→ **LISTED RECORDS**
======
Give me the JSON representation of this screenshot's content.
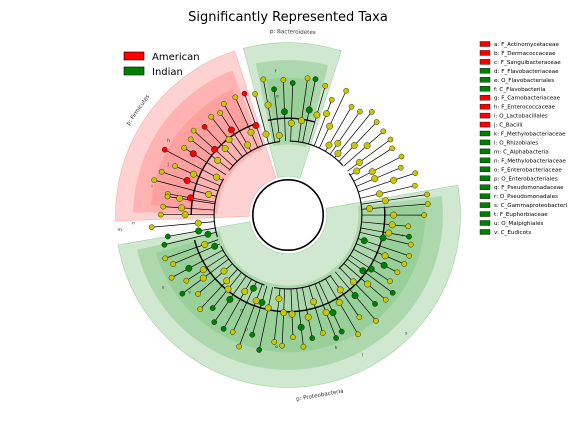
{
  "chart_data": {
    "type": "cladogram",
    "title": "Significantly Represented Taxa",
    "legend": [
      {
        "name": "American",
        "color": "#ff0000"
      },
      {
        "name": "Indian",
        "color": "#008000"
      }
    ],
    "clades": [
      {
        "label": "p: Bacteroidetes",
        "group": "Indian",
        "start_deg": 255,
        "end_deg": 288
      },
      {
        "label": "p: Firmicutes",
        "group": "American",
        "start_deg": 178,
        "end_deg": 252
      },
      {
        "label": "p: Proteobacteria",
        "group": "Indian",
        "start_deg": 350,
        "end_deg": 530
      }
    ],
    "sector_labels": [
      {
        "text": "f",
        "angle_deg": 265,
        "r_frac": 0.82
      },
      {
        "text": "e",
        "angle_deg": 265,
        "r_frac": 0.68
      },
      {
        "text": "h",
        "angle_deg": 212,
        "r_frac": 0.8
      },
      {
        "text": "j",
        "angle_deg": 203,
        "r_frac": 0.74
      },
      {
        "text": "i",
        "angle_deg": 192,
        "r_frac": 0.79
      },
      {
        "text": "k",
        "angle_deg": 430,
        "r_frac": 0.8
      },
      {
        "text": "l",
        "angle_deg": 422,
        "r_frac": 0.9
      },
      {
        "text": "r",
        "angle_deg": 370,
        "r_frac": 0.66
      },
      {
        "text": "s",
        "angle_deg": 405,
        "r_frac": 0.95
      },
      {
        "text": "o",
        "angle_deg": 455,
        "r_frac": 0.75
      },
      {
        "text": "p",
        "angle_deg": 470,
        "r_frac": 0.69
      },
      {
        "text": "q",
        "angle_deg": 476,
        "r_frac": 0.6
      },
      {
        "text": "u",
        "angle_deg": 510,
        "r_frac": 0.82
      },
      {
        "text": "v",
        "angle_deg": 502,
        "r_frac": 0.71
      },
      {
        "text": "n",
        "angle_deg": 537,
        "r_frac": 0.88
      },
      {
        "text": "m",
        "angle_deg": 535,
        "r_frac": 0.96
      }
    ],
    "key_entries": [
      {
        "label": "a: F_Actinomycetaceae",
        "group": "American"
      },
      {
        "label": "b: F_Dermacoccaceae",
        "group": "American"
      },
      {
        "label": "c: F_Sanguibacteraceae",
        "group": "American"
      },
      {
        "label": "d: F_Flavobacteriaceae",
        "group": "Indian"
      },
      {
        "label": "e: O_Flavobacteriales",
        "group": "Indian"
      },
      {
        "label": "f: C_Flavobacteriia",
        "group": "Indian"
      },
      {
        "label": "g: F_Carnobacteriaceae",
        "group": "American"
      },
      {
        "label": "h: F_Enterococcaceae",
        "group": "American"
      },
      {
        "label": "i: O_Lactobacillales",
        "group": "American"
      },
      {
        "label": "j: C_Bacilli",
        "group": "American"
      },
      {
        "label": "k: F_Methylobacteriaceae",
        "group": "Indian"
      },
      {
        "label": "l: O_Rhizobiales",
        "group": "Indian"
      },
      {
        "label": "m: C_Alphabacteria",
        "group": "Indian"
      },
      {
        "label": "n: F_Methylobacteriaceae",
        "group": "Indian"
      },
      {
        "label": "o: F_Enterobacteriaceae",
        "group": "Indian"
      },
      {
        "label": "p: O_Enterobacteriales",
        "group": "Indian"
      },
      {
        "label": "q: F_Pseudomonadaceae",
        "group": "Indian"
      },
      {
        "label": "r: O_Pseudomonadales",
        "group": "Indian"
      },
      {
        "label": "s: C_Gammaproteobacteri",
        "group": "Indian"
      },
      {
        "label": "t: F_Euphorbiaceae",
        "group": "Indian"
      },
      {
        "label": "u: O_Malpighiales",
        "group": "Indian"
      },
      {
        "label": "v: C_Eudicots",
        "group": "Indian"
      }
    ],
    "colors": {
      "american": "#ff0000",
      "indian": "#008000",
      "american_fill": "#ff6b6b",
      "indian_fill": "#5fb35f",
      "node_default": "#c8c800"
    }
  }
}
======
→ **EXERCISE BRIEF**
Print the material again word for word. Please drop every picture.

→ **RESPONSE TO THIS EXERCISE**
Give me the JSON representation of this screenshot's content.
{
  "chart_data": {
    "type": "cladogram",
    "title": "Significantly Represented Taxa",
    "legend": [
      {
        "name": "American",
        "color": "#ff0000"
      },
      {
        "name": "Indian",
        "color": "#008000"
      }
    ],
    "clades": [
      {
        "label": "p: Bacteroidetes",
        "group": "Indian",
        "start_deg": 255,
        "end_deg": 288
      },
      {
        "label": "p: Firmicutes",
        "group": "American",
        "start_deg": 178,
        "end_deg": 252
      },
      {
        "label": "p: Proteobacteria",
        "group": "Indian",
        "start_deg": 350,
        "end_deg": 530
      }
    ],
    "sector_labels": [
      {
        "text": "f",
        "angle_deg": 265,
        "r_frac": 0.82
      },
      {
        "text": "e",
        "angle_deg": 265,
        "r_frac": 0.68
      },
      {
        "text": "h",
        "angle_deg": 212,
        "r_frac": 0.8
      },
      {
        "text": "j",
        "angle_deg": 203,
        "r_frac": 0.74
      },
      {
        "text": "i",
        "angle_deg": 192,
        "r_frac": 0.79
      },
      {
        "text": "k",
        "angle_deg": 430,
        "r_frac": 0.8
      },
      {
        "text": "l",
        "angle_deg": 422,
        "r_frac": 0.9
      },
      {
        "text": "r",
        "angle_deg": 370,
        "r_frac": 0.66
      },
      {
        "text": "s",
        "angle_deg": 405,
        "r_frac": 0.95
      },
      {
        "text": "o",
        "angle_deg": 455,
        "r_frac": 0.75
      },
      {
        "text": "p",
        "angle_deg": 470,
        "r_frac": 0.69
      },
      {
        "text": "q",
        "angle_deg": 476,
        "r_frac": 0.6
      },
      {
        "text": "u",
        "angle_deg": 510,
        "r_frac": 0.82
      },
      {
        "text": "v",
        "angle_deg": 502,
        "r_frac": 0.71
      },
      {
        "text": "n",
        "angle_deg": 537,
        "r_frac": 0.88
      },
      {
        "text": "m",
        "angle_deg": 535,
        "r_frac": 0.96
      }
    ],
    "key_entries": [
      {
        "label": "a: F_Actinomycetaceae",
        "group": "American"
      },
      {
        "label": "b: F_Dermacoccaceae",
        "group": "American"
      },
      {
        "label": "c: F_Sanguibacteraceae",
        "group": "American"
      },
      {
        "label": "d: F_Flavobacteriaceae",
        "group": "Indian"
      },
      {
        "label": "e: O_Flavobacteriales",
        "group": "Indian"
      },
      {
        "label": "f: C_Flavobacteriia",
        "group": "Indian"
      },
      {
        "label": "g: F_Carnobacteriaceae",
        "group": "American"
      },
      {
        "label": "h: F_Enterococcaceae",
        "group": "American"
      },
      {
        "label": "i: O_Lactobacillales",
        "group": "American"
      },
      {
        "label": "j: C_Bacilli",
        "group": "American"
      },
      {
        "label": "k: F_Methylobacteriaceae",
        "group": "Indian"
      },
      {
        "label": "l: O_Rhizobiales",
        "group": "Indian"
      },
      {
        "label": "m: C_Alphabacteria",
        "group": "Indian"
      },
      {
        "label": "n: F_Methylobacteriaceae",
        "group": "Indian"
      },
      {
        "label": "o: F_Enterobacteriaceae",
        "group": "Indian"
      },
      {
        "label": "p: O_Enterobacteriales",
        "group": "Indian"
      },
      {
        "label": "q: F_Pseudomonadaceae",
        "group": "Indian"
      },
      {
        "label": "r: O_Pseudomonadales",
        "group": "Indian"
      },
      {
        "label": "s: C_Gammaproteobacteri",
        "group": "Indian"
      },
      {
        "label": "t: F_Euphorbiaceae",
        "group": "Indian"
      },
      {
        "label": "u: O_Malpighiales",
        "group": "Indian"
      },
      {
        "label": "v: C_Eudicots",
        "group": "Indian"
      }
    ],
    "colors": {
      "american": "#ff0000",
      "indian": "#008000",
      "american_fill": "#ff6b6b",
      "indian_fill": "#5fb35f",
      "node_default": "#c8c800"
    }
  }
}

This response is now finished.